### Task statement
Copy every line that mentions the word "Hornstorf".

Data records
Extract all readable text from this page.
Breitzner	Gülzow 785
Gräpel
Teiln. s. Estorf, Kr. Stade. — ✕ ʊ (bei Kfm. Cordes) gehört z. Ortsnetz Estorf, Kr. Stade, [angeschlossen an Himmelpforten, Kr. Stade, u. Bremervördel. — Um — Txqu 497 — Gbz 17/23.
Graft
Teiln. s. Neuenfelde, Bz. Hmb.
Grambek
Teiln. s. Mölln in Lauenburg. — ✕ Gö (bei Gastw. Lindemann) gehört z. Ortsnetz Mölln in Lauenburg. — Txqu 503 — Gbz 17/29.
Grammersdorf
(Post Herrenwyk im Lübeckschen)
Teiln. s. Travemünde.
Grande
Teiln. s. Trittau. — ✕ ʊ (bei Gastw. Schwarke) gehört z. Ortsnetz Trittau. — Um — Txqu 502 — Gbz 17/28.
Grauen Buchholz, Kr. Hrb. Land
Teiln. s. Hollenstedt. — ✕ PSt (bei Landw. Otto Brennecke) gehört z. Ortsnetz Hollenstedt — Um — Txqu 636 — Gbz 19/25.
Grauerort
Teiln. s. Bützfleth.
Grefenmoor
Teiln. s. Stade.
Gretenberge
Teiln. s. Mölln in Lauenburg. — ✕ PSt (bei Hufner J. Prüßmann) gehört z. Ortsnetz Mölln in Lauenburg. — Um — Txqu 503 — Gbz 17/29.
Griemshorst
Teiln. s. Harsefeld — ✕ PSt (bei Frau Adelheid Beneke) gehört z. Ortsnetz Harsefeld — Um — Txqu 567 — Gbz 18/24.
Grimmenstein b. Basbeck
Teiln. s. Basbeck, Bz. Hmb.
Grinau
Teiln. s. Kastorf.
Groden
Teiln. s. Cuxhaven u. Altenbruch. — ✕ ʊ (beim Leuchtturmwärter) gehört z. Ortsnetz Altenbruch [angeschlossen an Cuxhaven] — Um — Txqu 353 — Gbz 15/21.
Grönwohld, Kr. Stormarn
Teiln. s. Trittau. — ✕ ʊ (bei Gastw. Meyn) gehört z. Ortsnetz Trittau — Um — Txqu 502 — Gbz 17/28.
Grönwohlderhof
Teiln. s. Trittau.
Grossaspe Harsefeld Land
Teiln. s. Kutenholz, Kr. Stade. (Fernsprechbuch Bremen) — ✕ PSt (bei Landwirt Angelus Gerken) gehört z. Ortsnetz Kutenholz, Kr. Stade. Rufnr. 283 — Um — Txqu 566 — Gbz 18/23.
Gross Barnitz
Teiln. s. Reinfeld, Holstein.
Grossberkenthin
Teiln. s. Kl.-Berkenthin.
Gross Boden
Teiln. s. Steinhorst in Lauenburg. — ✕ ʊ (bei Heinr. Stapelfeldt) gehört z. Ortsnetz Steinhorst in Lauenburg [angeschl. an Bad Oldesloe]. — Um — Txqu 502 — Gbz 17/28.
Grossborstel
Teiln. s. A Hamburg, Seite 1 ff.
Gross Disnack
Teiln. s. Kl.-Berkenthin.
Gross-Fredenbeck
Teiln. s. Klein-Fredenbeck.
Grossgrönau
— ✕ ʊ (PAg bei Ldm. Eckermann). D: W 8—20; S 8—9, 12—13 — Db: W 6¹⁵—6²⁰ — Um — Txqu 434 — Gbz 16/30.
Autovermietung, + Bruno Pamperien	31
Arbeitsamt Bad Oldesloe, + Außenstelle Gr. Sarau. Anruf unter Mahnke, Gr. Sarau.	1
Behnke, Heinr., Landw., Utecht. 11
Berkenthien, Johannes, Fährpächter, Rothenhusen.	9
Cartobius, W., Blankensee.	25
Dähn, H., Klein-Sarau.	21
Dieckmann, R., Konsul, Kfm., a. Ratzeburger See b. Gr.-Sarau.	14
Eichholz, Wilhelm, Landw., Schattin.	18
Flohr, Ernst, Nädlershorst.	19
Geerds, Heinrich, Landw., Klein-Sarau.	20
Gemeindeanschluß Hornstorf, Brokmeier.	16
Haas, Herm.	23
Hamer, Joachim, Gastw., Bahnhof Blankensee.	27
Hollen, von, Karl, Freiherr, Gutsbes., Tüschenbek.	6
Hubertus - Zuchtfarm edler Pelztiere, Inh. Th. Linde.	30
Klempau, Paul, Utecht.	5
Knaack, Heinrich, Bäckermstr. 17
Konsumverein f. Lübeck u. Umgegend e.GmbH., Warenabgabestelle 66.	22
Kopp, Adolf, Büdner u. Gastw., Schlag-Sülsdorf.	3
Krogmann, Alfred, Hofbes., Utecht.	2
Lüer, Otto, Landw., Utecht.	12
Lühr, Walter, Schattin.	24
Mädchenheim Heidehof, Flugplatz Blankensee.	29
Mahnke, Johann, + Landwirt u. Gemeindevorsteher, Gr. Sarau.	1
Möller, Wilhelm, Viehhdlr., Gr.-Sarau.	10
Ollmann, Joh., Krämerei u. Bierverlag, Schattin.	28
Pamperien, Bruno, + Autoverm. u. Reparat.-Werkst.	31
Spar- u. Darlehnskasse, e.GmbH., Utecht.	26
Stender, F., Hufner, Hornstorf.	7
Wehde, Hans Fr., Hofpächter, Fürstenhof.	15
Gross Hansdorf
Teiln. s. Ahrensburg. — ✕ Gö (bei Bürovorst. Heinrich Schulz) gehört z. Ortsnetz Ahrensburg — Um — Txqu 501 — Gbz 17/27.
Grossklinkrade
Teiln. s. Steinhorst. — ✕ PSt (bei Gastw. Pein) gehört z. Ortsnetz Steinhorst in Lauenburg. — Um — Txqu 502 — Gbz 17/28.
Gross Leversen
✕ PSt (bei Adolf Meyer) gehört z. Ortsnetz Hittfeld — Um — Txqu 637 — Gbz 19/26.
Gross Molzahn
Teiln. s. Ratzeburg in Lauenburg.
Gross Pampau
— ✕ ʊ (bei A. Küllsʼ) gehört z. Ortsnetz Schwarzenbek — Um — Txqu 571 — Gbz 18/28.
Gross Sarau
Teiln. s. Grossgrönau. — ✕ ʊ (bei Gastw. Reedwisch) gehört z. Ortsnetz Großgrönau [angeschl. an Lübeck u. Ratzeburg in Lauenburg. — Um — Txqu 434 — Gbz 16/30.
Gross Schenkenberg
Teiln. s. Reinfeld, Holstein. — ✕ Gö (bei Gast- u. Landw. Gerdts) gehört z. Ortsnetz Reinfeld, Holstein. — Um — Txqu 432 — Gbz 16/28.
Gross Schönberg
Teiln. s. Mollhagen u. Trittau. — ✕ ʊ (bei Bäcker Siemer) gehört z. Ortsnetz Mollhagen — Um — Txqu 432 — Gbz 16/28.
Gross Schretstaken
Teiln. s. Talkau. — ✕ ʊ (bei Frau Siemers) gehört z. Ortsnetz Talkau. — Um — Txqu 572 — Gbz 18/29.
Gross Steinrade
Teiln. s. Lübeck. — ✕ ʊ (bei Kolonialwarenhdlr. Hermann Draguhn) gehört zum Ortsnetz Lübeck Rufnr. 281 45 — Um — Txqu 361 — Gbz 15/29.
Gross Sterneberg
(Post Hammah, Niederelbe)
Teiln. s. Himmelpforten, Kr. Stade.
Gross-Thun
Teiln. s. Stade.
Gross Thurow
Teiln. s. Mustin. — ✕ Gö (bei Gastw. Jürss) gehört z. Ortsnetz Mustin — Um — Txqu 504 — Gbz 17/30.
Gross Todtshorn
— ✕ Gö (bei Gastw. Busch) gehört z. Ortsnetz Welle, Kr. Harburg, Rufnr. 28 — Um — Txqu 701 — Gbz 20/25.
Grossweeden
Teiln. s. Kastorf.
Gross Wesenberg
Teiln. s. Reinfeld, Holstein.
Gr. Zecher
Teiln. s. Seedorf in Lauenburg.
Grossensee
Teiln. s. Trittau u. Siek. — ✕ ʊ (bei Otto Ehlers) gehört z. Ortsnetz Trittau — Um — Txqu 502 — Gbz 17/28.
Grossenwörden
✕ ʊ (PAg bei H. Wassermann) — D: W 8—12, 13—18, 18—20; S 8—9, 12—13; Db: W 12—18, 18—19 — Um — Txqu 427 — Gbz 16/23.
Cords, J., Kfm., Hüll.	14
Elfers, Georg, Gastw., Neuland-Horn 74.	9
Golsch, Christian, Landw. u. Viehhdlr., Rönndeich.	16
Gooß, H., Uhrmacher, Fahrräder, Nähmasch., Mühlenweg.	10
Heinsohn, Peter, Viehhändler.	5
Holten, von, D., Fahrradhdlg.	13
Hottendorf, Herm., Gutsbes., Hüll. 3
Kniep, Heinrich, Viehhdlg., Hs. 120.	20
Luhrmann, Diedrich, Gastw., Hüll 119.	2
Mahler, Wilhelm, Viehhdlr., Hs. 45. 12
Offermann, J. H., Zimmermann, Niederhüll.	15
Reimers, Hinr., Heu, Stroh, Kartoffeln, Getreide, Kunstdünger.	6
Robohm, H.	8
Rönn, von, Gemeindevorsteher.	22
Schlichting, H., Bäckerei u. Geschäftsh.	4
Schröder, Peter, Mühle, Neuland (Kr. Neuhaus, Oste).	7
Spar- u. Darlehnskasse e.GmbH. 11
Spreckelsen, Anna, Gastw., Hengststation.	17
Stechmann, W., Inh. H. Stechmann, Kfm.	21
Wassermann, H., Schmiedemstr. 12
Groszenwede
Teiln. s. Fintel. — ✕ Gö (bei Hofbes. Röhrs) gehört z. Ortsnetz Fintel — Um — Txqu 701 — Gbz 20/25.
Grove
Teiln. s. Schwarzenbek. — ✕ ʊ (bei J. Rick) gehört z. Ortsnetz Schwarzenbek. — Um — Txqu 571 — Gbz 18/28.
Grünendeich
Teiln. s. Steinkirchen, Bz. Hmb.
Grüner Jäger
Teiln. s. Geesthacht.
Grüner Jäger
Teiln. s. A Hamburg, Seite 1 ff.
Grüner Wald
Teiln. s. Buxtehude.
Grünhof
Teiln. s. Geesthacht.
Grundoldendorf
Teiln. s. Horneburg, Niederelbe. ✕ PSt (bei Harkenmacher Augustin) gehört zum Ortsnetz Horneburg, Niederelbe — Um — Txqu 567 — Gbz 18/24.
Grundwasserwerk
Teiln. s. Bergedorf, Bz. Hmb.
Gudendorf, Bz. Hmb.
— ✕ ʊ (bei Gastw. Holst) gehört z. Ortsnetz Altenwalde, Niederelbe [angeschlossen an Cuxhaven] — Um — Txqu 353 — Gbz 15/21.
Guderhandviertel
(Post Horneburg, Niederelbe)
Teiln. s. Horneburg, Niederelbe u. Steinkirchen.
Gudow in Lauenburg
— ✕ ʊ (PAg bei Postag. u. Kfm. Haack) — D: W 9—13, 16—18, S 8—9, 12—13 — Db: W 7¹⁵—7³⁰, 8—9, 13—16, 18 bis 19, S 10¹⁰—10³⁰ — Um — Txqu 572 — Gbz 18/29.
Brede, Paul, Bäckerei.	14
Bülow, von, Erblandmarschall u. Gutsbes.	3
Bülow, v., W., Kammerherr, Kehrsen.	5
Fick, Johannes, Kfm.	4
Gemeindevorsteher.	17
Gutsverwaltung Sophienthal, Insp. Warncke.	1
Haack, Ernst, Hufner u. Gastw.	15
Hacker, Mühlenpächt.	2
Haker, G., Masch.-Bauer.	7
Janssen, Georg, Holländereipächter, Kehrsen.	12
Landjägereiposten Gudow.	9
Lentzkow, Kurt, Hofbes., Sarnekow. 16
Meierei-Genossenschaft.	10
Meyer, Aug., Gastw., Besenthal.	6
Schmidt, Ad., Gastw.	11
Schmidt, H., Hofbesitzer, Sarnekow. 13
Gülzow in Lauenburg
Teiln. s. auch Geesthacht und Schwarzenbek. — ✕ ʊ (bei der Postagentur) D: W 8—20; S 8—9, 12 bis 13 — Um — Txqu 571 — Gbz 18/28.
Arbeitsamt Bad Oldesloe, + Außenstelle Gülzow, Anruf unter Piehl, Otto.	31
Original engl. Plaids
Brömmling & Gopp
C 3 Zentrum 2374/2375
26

### Task solution
Gemeindeanschluß Hornstorf, Brokmeier.	16
Stender, F., Hufner, Hornstorf.	7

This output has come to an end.